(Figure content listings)
== == ==

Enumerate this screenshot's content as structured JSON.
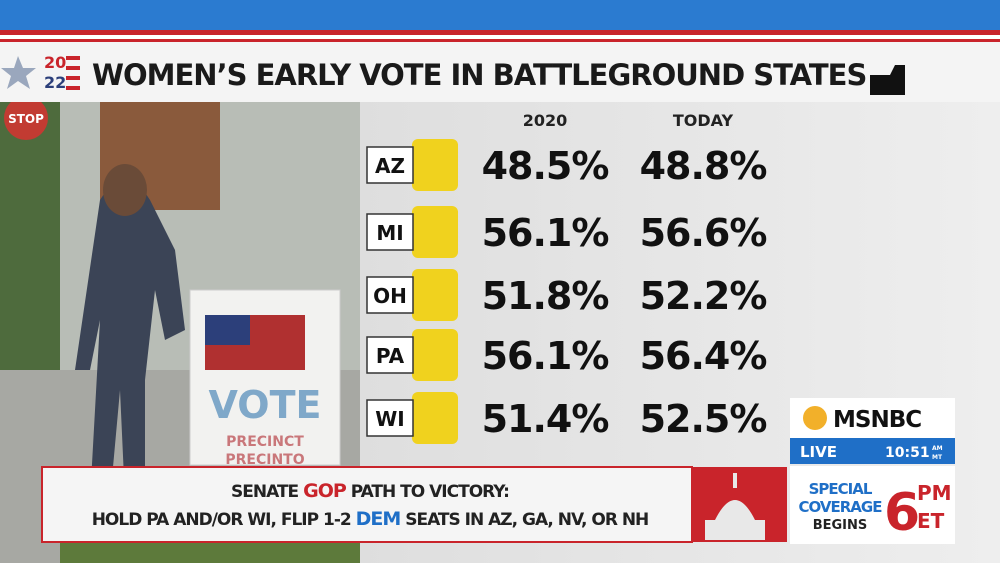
{
  "logo": {
    "top": "20",
    "bottom": "22"
  },
  "header": {
    "title": "WOMEN’S EARLY VOTE IN BATTLEGROUND STATES"
  },
  "table": {
    "columns": [
      "2020",
      "TODAY"
    ],
    "rows": [
      [
        "AZ",
        "48.5%",
        "48.8%"
      ],
      [
        "MI",
        "56.1%",
        "56.6%"
      ],
      [
        "OH",
        "51.8%",
        "52.2%"
      ],
      [
        "PA",
        "56.1%",
        "56.4%"
      ],
      [
        "WI",
        "51.4%",
        "52.5%"
      ]
    ]
  },
  "photo": {
    "sign": "VOTE",
    "sign_line1": "PRECINCT",
    "sign_line2": "PRECINTO",
    "stop": "STOP"
  },
  "ticker": {
    "line1": [
      "SENATE ",
      "GOP",
      " PATH TO VICTORY:"
    ],
    "line2": [
      "HOLD PA AND/OR WI, FLIP 1-2 ",
      "DEM",
      " SEATS IN AZ, GA, NV, OR NH"
    ]
  },
  "bug": {
    "network": "MSNBC",
    "live": "LIVE",
    "time": "10:51",
    "am": "AM",
    "zone": "MT",
    "promo1": "SPECIAL",
    "promo2": "COVERAGE",
    "promo3": "BEGINS",
    "hour": "6",
    "pm": "PM",
    "et": "ET"
  }
}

== == ==

__EXERCISE AIM__. Work out the count of lines containing the word "VOTE", then write only that count.

__RESULT FOR THIS TASK__. 2